## What you should do
Show every line of the records below that contains the word "formmethod".

(Dataset entries)
□ □ □ □ □

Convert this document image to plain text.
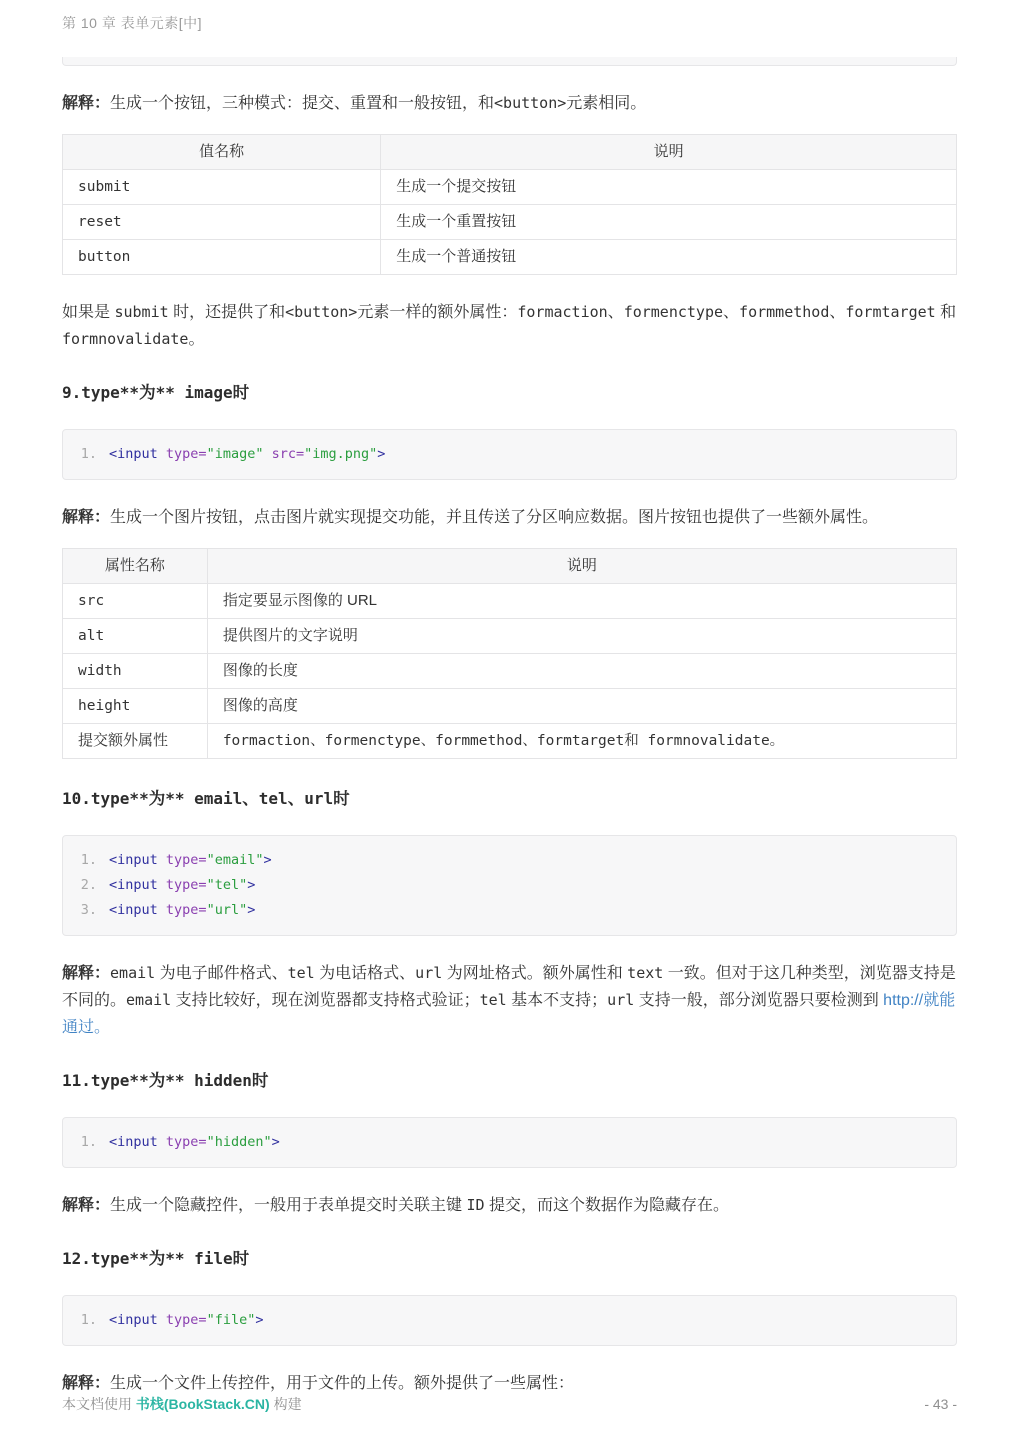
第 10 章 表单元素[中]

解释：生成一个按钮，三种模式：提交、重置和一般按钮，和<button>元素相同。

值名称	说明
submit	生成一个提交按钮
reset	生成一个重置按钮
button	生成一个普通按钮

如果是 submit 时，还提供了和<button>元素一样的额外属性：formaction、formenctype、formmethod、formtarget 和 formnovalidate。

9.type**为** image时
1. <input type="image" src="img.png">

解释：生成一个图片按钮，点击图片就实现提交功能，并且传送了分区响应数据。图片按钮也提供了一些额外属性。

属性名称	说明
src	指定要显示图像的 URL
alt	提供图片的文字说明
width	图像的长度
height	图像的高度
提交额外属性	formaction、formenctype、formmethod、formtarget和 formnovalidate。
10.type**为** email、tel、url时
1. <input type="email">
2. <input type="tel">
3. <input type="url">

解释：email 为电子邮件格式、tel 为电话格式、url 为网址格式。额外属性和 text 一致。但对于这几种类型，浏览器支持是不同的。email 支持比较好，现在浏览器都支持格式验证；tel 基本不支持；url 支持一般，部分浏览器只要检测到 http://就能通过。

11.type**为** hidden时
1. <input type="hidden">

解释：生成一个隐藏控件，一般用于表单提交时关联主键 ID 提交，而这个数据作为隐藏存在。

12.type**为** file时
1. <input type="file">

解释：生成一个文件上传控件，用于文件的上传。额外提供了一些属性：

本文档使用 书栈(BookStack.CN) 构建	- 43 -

□ □ □ □ □

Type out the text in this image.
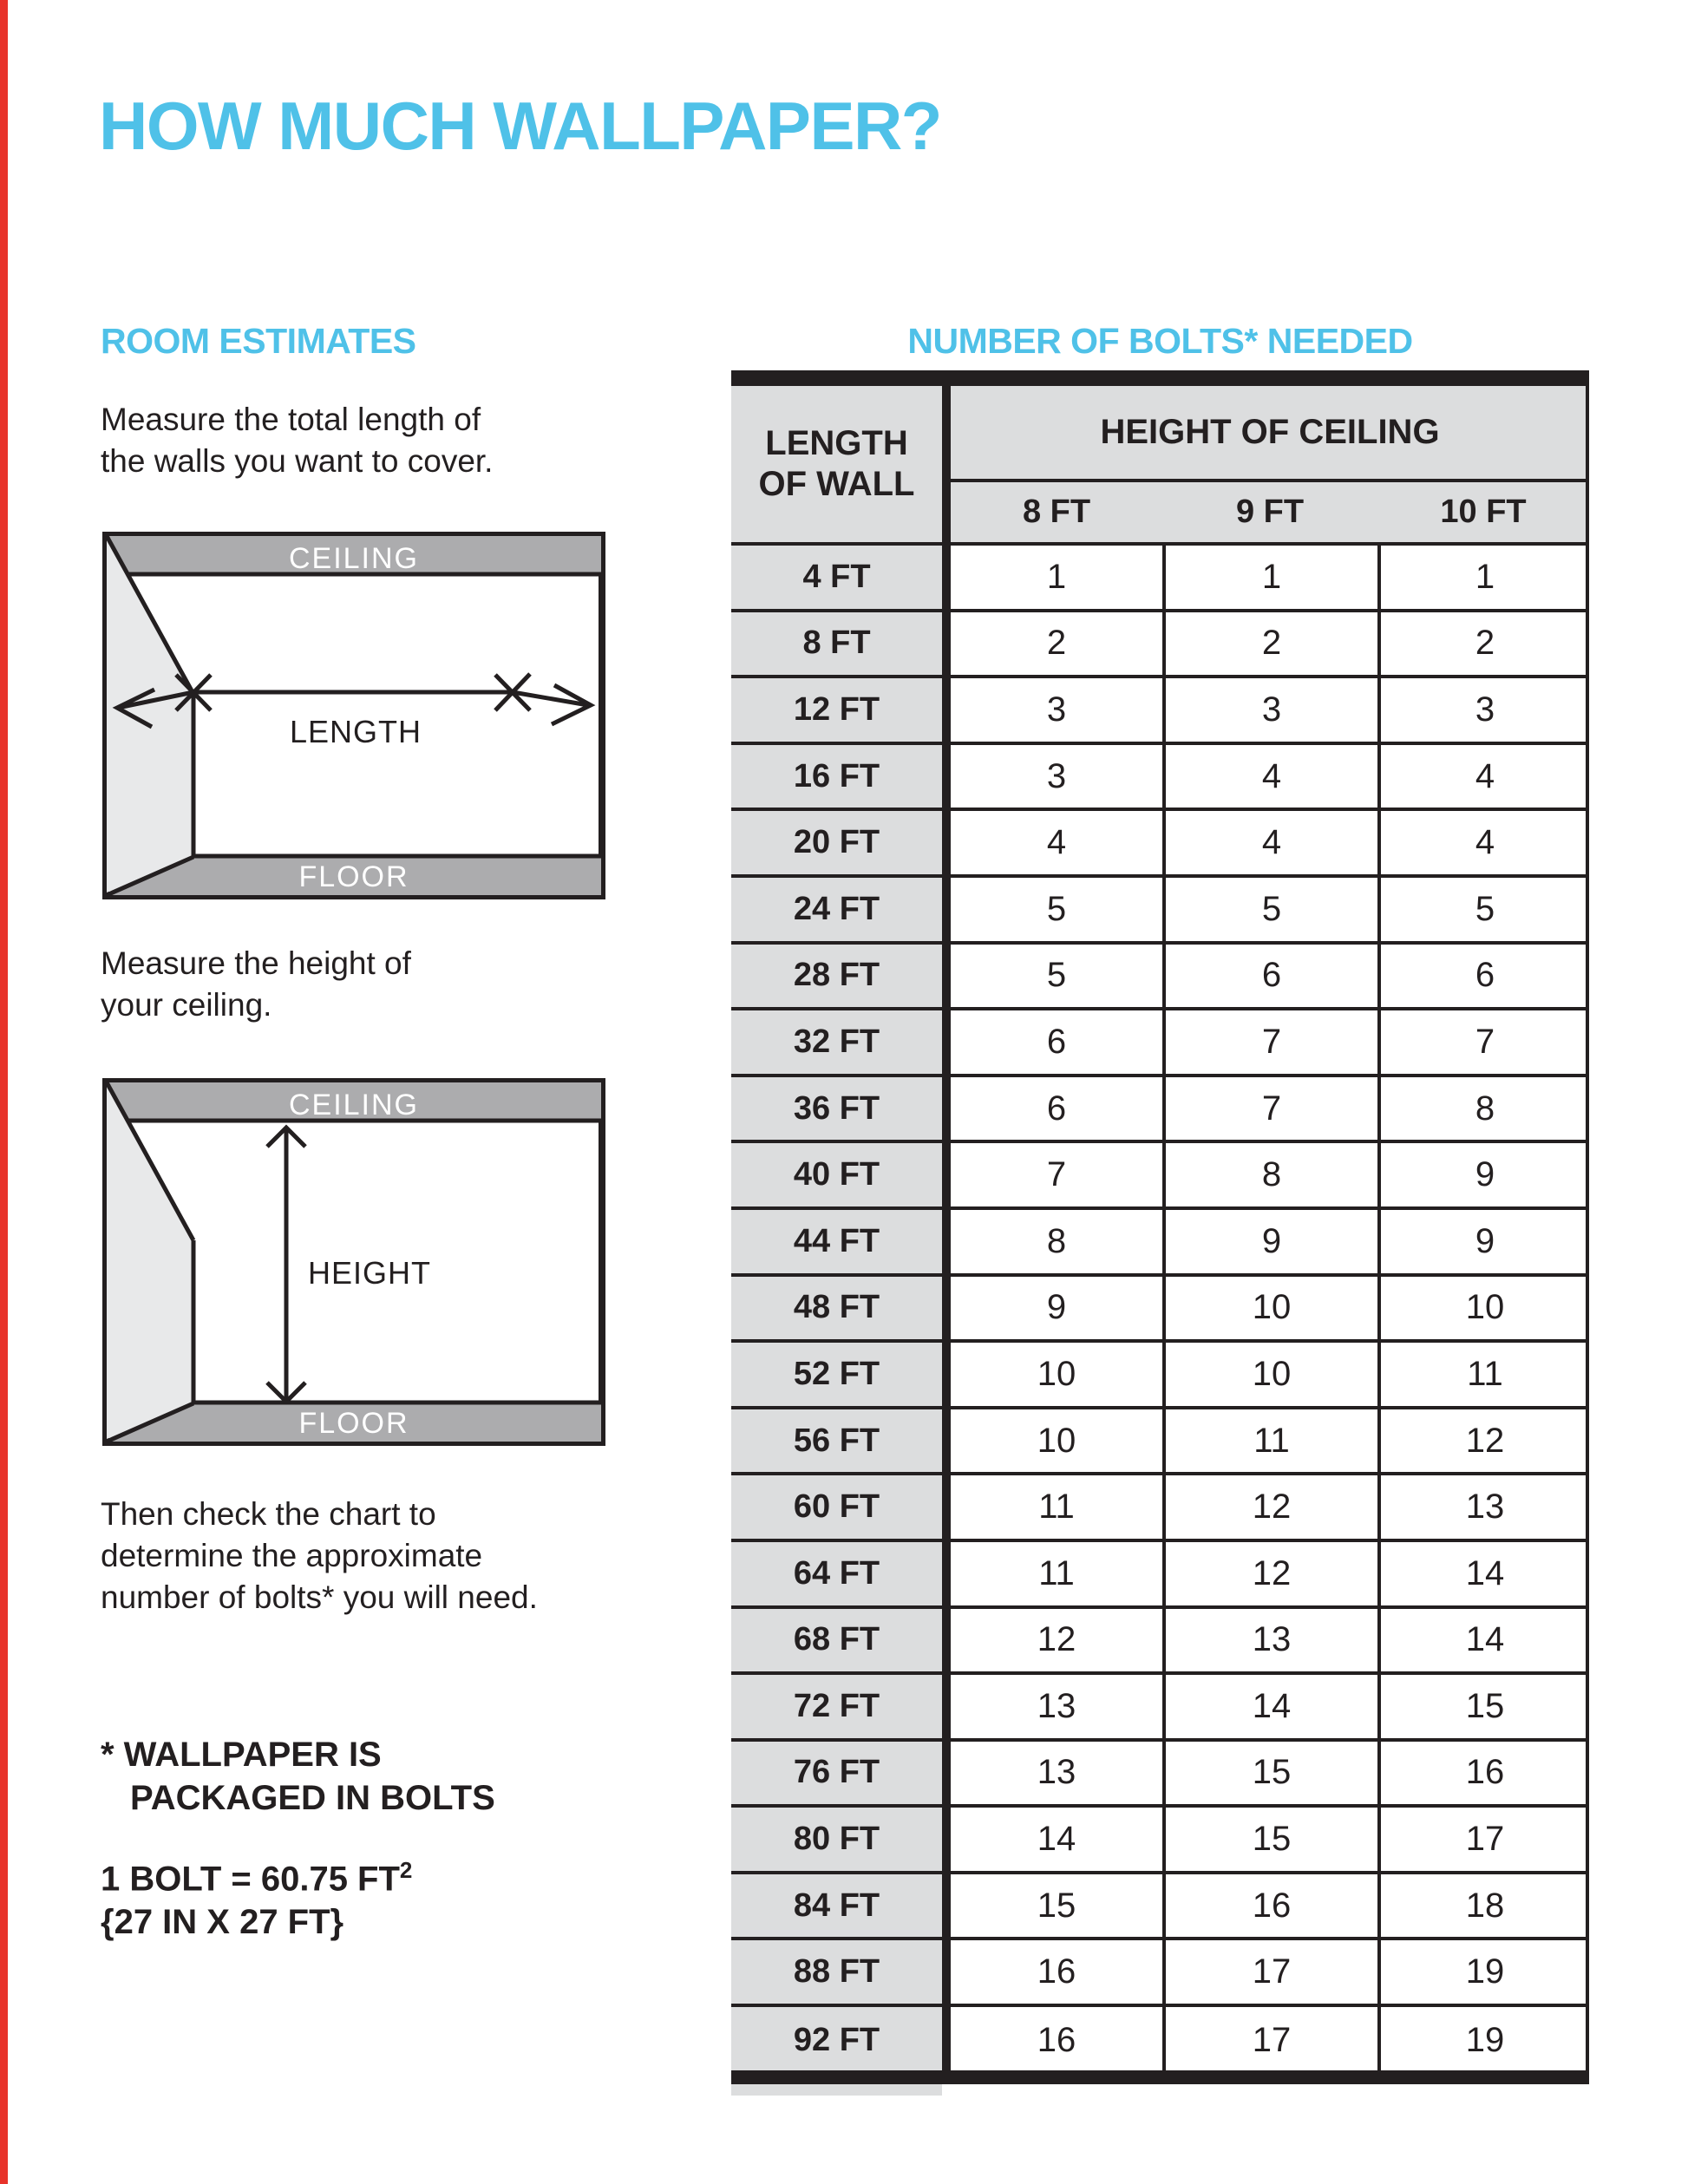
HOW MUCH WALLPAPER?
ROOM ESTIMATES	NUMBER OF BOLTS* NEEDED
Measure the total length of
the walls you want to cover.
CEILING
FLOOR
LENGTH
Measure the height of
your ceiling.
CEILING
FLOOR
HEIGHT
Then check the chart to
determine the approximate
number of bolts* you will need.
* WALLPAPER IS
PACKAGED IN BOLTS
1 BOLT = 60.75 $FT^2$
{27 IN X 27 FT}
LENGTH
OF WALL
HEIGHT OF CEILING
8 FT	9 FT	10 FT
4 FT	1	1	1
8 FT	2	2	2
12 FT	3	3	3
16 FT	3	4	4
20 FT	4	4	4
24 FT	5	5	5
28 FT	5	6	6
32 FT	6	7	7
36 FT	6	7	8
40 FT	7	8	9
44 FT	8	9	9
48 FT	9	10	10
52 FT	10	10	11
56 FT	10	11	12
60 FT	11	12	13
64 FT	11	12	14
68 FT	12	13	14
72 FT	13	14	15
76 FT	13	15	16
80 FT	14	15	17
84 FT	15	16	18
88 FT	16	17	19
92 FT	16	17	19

□ □ □ □ □

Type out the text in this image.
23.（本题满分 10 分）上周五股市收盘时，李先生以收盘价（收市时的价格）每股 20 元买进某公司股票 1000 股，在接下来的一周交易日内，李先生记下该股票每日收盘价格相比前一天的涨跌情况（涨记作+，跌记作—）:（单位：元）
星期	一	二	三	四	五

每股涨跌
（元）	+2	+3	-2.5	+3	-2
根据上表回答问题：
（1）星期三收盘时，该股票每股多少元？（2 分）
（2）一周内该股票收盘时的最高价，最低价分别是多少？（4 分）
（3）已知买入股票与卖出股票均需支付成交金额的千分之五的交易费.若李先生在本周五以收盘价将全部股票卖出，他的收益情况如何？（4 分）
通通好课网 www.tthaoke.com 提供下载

□ □ □ □ □

## Answer below
如果是 submit 时，还提供了和<button>元素一样的额外属性：formaction、formenctype、formmethod、formtarget 和 formnovalidate。
提交额外属性	formaction、formenctype、formmethod、formtarget和 formnovalidate。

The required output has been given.